> EXTRACTED RECORDS:
__________

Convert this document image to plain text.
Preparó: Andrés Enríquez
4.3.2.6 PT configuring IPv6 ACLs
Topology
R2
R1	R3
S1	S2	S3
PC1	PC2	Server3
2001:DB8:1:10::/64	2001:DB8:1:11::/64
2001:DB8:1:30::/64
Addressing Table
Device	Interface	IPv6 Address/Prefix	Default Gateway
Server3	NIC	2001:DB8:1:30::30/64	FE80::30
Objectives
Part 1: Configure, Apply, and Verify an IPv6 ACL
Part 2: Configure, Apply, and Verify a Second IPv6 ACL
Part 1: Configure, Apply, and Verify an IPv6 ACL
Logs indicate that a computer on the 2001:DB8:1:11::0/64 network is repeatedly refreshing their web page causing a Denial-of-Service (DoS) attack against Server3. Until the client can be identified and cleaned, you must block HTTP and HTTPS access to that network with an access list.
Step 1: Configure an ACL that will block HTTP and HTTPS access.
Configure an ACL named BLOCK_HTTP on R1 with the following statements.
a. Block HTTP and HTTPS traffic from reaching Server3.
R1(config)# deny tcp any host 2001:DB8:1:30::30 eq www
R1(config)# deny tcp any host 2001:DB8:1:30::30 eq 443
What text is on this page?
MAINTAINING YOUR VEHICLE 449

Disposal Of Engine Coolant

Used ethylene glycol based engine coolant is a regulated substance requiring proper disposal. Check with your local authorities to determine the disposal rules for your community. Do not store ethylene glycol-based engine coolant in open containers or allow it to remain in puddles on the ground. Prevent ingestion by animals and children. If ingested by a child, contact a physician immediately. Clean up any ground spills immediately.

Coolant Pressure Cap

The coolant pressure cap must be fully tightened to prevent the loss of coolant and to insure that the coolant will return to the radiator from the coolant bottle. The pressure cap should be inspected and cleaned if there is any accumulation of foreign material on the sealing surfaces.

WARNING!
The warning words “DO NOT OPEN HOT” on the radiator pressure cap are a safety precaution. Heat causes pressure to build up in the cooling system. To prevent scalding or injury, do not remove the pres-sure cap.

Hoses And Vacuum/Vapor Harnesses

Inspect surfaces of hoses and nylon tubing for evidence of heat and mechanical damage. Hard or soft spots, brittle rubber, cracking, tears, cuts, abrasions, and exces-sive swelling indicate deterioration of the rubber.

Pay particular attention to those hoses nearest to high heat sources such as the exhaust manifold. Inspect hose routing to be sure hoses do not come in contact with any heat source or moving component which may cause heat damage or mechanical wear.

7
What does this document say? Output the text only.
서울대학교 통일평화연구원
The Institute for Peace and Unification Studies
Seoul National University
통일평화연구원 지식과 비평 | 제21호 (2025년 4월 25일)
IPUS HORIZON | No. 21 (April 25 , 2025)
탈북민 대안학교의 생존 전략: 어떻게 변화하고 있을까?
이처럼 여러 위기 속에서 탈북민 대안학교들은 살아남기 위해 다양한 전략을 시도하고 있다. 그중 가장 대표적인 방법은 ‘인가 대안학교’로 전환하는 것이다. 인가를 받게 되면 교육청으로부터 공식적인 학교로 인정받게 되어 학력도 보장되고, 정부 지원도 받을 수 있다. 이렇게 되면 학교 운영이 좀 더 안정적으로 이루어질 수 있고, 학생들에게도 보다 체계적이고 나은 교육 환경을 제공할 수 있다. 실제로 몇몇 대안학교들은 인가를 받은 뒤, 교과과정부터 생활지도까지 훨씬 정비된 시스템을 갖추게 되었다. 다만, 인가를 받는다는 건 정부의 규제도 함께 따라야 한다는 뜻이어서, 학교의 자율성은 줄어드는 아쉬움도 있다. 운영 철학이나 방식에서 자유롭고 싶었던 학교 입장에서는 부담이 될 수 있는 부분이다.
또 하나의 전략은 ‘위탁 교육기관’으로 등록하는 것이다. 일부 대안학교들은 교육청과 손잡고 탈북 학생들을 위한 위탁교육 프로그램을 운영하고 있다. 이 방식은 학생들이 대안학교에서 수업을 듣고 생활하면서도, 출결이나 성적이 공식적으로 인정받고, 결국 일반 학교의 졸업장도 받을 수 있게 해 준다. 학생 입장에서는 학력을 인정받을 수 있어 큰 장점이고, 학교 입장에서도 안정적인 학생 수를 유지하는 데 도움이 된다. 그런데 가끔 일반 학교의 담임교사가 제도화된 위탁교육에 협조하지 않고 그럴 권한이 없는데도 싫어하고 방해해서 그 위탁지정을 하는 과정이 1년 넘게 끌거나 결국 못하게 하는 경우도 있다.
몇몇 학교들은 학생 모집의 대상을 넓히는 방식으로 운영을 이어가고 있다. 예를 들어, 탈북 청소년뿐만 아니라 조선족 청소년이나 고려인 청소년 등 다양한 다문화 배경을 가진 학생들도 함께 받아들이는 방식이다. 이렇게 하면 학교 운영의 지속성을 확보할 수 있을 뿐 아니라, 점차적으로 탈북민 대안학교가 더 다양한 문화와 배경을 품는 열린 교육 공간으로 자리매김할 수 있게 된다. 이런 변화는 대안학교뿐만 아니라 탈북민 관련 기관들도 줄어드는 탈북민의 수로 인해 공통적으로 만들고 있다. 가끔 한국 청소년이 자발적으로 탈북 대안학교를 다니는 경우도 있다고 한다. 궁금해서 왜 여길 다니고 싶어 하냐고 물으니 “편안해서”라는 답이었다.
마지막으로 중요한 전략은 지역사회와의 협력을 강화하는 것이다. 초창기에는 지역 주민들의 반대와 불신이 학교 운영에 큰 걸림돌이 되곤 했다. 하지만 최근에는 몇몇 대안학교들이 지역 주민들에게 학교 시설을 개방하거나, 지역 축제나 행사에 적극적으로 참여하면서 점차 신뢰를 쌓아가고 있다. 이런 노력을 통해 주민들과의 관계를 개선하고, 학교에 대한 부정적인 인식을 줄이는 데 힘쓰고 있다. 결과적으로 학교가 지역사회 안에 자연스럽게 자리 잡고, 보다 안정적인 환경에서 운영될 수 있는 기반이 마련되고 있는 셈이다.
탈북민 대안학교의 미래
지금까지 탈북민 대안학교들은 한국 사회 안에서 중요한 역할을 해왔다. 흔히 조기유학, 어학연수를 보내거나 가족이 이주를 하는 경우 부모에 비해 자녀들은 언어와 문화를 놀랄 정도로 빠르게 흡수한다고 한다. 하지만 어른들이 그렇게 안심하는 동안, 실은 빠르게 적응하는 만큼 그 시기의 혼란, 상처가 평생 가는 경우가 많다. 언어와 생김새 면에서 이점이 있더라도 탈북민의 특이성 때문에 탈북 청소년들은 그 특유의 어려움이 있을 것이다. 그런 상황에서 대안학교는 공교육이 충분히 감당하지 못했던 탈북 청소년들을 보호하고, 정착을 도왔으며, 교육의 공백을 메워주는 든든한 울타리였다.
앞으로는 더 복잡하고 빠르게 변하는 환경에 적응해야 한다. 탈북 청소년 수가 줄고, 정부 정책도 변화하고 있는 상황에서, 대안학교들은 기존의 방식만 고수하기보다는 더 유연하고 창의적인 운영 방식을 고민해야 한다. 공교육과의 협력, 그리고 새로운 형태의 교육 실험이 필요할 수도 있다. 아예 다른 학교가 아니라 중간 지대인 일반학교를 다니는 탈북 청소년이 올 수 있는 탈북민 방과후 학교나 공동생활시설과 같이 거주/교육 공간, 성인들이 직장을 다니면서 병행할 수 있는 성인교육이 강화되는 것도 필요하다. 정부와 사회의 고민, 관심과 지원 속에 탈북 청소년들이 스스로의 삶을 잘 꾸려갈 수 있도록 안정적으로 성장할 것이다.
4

__________

> DO THIS: Find each line that has the word "page", then copy it out.

> RESULT BELOW:
Logs indicate that a computer on the 2001:DB8:1:11::0/64 network is repeatedly refreshing their web page causing a Denial-of-Service (DoS) attack against Server3. Until the client can be identified and cleaned, you must block HTTP and HTTPS access to that network with an access list.
What text is on this page?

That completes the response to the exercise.